──────── Data supplied ────────

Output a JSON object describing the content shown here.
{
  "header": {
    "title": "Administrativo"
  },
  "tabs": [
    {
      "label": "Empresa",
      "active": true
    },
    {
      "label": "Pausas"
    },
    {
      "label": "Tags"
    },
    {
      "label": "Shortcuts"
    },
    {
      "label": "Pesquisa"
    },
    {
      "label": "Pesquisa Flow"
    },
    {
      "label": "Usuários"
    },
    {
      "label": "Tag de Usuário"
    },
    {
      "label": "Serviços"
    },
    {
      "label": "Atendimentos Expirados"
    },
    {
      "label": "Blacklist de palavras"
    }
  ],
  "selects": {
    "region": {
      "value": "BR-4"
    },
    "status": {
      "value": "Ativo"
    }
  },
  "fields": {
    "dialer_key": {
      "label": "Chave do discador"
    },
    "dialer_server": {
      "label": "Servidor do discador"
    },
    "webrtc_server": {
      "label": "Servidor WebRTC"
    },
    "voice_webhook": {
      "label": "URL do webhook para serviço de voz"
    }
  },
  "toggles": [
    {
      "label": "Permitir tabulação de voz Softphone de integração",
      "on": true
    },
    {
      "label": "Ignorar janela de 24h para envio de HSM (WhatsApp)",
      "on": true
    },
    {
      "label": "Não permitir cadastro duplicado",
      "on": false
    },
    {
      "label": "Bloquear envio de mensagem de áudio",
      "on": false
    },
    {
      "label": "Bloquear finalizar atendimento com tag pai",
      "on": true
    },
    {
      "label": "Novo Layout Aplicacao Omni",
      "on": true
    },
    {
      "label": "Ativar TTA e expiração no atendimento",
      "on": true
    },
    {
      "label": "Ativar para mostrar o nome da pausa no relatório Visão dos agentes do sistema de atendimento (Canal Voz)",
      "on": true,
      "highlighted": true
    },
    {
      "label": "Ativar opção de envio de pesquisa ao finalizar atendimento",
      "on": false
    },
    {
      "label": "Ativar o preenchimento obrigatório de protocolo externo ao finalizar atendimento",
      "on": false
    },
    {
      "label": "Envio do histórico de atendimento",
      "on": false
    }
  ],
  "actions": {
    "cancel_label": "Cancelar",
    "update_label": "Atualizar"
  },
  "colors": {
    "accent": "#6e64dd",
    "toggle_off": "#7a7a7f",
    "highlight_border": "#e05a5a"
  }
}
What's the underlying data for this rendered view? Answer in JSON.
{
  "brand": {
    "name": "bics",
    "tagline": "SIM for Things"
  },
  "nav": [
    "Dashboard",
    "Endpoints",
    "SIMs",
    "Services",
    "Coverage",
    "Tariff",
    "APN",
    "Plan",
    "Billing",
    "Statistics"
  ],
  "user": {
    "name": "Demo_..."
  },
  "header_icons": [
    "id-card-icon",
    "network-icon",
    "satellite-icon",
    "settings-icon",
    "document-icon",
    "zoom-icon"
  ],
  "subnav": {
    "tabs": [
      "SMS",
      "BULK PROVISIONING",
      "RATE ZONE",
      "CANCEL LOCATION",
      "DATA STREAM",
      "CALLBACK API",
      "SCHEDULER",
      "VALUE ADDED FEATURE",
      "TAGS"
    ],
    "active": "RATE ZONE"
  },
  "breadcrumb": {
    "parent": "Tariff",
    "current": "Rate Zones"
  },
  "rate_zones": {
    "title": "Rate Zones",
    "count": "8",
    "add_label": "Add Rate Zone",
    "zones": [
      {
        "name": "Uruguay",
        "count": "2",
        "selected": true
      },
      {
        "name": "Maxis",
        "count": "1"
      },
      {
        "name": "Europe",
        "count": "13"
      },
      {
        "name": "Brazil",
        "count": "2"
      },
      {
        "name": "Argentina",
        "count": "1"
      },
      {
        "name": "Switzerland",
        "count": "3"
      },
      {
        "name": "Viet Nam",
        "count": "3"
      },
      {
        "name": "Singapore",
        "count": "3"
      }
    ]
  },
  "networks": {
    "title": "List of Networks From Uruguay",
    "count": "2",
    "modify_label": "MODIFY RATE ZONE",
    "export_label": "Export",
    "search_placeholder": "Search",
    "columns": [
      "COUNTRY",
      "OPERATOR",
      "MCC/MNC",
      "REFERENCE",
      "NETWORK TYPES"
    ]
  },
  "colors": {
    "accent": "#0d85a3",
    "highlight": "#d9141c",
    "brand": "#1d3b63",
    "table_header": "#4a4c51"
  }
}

────────

### [Work to complete]
Return the lines above exactly, keeping every word.

### [Reply]
Output a JSON object describing the content shown here.
{
  "header": {
    "title": "Administrativo"
  },
  "tabs": [
    {
      "label": "Empresa",
      "active": true
    },
    {
      "label": "Pausas"
    },
    {
      "label": "Tags"
    },
    {
      "label": "Shortcuts"
    },
    {
      "label": "Pesquisa"
    },
    {
      "label": "Pesquisa Flow"
    },
    {
      "label": "Usuários"
    },
    {
      "label": "Tag de Usuário"
    },
    {
      "label": "Serviços"
    },
    {
      "label": "Atendimentos Expirados"
    },
    {
      "label": "Blacklist de palavras"
    }
  ],
  "selects": {
    "region": {
      "value": "BR-4"
    },
    "status": {
      "value": "Ativo"
    }
  },
  "fields": {
    "dialer_key": {
      "label": "Chave do discador"
    },
    "dialer_server": {
      "label": "Servidor do discador"
    },
    "webrtc_server": {
      "label": "Servidor WebRTC"
    },
    "voice_webhook": {
      "label": "URL do webhook para serviço de voz"
    }
  },
  "toggles": [
    {
      "label": "Permitir tabulação de voz Softphone de integração",
      "on": true
    },
    {
      "label": "Ignorar janela de 24h para envio de HSM (WhatsApp)",
      "on": true
    },
    {
      "label": "Não permitir cadastro duplicado",
      "on": false
    },
    {
      "label": "Bloquear envio de mensagem de áudio",
      "on": false
    },
    {
      "label": "Bloquear finalizar atendimento com tag pai",
      "on": true
    },
    {
      "label": "Novo Layout Aplicacao Omni",
      "on": true
    },
    {
      "label": "Ativar TTA e expiração no atendimento",
      "on": true
    },
    {
      "label": "Ativar para mostrar o nome da pausa no relatório Visão dos agentes do sistema de atendimento (Canal Voz)",
      "on": true,
      "highlighted": true
    },
    {
      "label": "Ativar opção de envio de pesquisa ao finalizar atendimento",
      "on": false
    },
    {
      "label": "Ativar o preenchimento obrigatório de protocolo externo ao finalizar atendimento",
      "on": false
    },
    {
      "label": "Envio do histórico de atendimento",
      "on": false
    }
  ],
  "actions": {
    "cancel_label": "Cancelar",
    "update_label": "Atualizar"
  },
  "colors": {
    "accent": "#6e64dd",
    "toggle_off": "#7a7a7f",
    "highlight_border": "#e05a5a"
  }
}
What's the underlying data for this rendered view? Answer in JSON.
{
  "brand": {
    "name": "bics",
    "tagline": "SIM for Things"
  },
  "nav": [
    "Dashboard",
    "Endpoints",
    "SIMs",
    "Services",
    "Coverage",
    "Tariff",
    "APN",
    "Plan",
    "Billing",
    "Statistics"
  ],
  "user": {
    "name": "Demo_..."
  },
  "header_icons": [
    "id-card-icon",
    "network-icon",
    "satellite-icon",
    "settings-icon",
    "document-icon",
    "zoom-icon"
  ],
  "subnav": {
    "tabs": [
      "SMS",
      "BULK PROVISIONING",
      "RATE ZONE",
      "CANCEL LOCATION",
      "DATA STREAM",
      "CALLBACK API",
      "SCHEDULER",
      "VALUE ADDED FEATURE",
      "TAGS"
    ],
    "active": "RATE ZONE"
  },
  "breadcrumb": {
    "parent": "Tariff",
    "current": "Rate Zones"
  },
  "rate_zones": {
    "title": "Rate Zones",
    "count": "8",
    "add_label": "Add Rate Zone",
    "zones": [
      {
        "name": "Uruguay",
        "count": "2",
        "selected": true
      },
      {
        "name": "Maxis",
        "count": "1"
      },
      {
        "name": "Europe",
        "count": "13"
      },
      {
        "name": "Brazil",
        "count": "2"
      },
      {
        "name": "Argentina",
        "count": "1"
      },
      {
        "name": "Switzerland",
        "count": "3"
      },
      {
        "name": "Viet Nam",
        "count": "3"
      },
      {
        "name": "Singapore",
        "count": "3"
      }
    ]
  },
  "networks": {
    "title": "List of Networks From Uruguay",
    "count": "2",
    "modify_label": "MODIFY RATE ZONE",
    "export_label": "Export",
    "search_placeholder": "Search",
    "columns": [
      "COUNTRY",
      "OPERATOR",
      "MCC/MNC",
      "REFERENCE",
      "NETWORK TYPES"
    ]
  },
  "colors": {
    "accent": "#0d85a3",
    "highlight": "#d9141c",
    "brand": "#1d3b63",
    "table_header": "#4a4c51"
  }
}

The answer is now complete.